Begin Supplied information

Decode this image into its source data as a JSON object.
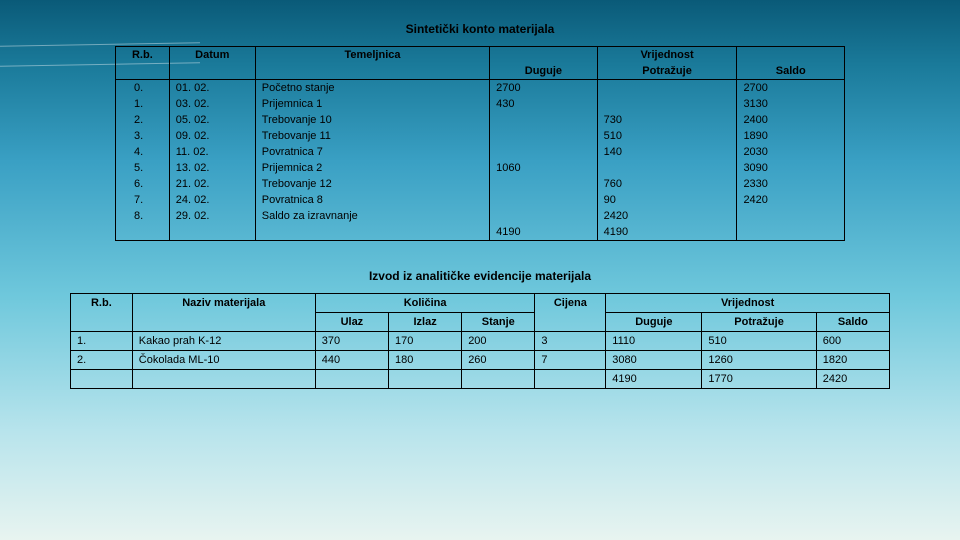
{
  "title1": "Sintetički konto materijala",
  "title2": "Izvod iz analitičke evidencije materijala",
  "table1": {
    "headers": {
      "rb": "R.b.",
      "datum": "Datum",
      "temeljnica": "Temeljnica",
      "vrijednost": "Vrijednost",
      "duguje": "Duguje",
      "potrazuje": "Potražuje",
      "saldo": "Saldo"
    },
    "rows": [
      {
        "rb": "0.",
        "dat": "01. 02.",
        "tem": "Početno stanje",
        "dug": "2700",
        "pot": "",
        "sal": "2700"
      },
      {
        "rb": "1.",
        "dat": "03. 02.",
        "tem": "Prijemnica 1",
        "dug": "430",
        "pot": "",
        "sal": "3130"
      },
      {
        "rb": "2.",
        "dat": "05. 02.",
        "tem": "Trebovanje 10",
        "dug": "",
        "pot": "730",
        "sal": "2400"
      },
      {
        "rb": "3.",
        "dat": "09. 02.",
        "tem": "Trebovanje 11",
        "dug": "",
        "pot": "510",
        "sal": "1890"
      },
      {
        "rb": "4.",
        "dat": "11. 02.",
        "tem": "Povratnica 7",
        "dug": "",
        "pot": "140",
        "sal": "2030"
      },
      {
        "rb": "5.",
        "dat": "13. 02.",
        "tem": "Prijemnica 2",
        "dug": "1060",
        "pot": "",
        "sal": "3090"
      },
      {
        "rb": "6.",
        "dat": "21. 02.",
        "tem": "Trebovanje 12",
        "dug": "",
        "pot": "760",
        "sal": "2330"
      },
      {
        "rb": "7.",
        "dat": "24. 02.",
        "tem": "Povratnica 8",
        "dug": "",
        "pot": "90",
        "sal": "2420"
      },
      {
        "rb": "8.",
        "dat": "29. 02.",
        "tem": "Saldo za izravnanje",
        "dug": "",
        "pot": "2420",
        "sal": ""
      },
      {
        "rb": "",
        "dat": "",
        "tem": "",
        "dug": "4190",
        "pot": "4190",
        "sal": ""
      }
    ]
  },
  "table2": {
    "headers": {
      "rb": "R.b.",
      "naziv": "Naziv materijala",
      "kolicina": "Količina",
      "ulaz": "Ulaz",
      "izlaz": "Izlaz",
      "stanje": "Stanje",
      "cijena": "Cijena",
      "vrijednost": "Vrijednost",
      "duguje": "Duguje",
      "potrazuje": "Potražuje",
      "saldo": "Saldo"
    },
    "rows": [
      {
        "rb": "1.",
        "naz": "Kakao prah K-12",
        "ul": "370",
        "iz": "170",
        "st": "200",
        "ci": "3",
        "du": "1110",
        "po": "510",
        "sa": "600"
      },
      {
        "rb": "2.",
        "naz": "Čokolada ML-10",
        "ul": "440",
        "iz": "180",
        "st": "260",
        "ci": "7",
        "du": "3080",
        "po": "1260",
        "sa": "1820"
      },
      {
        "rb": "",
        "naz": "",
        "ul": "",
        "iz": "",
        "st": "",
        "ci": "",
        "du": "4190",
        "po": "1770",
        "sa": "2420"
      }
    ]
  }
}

End Supplied information
Begin Supplied information

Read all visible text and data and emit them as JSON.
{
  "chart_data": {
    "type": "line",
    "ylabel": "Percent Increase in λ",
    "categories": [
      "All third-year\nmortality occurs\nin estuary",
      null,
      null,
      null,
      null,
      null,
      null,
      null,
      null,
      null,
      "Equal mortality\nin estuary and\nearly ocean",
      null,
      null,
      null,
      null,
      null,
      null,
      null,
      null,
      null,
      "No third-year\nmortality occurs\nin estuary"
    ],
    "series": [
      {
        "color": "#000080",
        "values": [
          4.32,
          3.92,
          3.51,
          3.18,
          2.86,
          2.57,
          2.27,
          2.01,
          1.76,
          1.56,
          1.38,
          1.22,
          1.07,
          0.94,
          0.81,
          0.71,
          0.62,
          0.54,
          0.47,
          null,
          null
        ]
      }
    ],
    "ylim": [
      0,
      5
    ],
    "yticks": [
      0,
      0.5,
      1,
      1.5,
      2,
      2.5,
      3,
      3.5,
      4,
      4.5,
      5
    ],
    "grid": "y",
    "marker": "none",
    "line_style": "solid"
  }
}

End Supplied information

• [Stated exercise] Count every line in the entries above where the word "JSON" appears; respond with the number alone.

• [Output] 2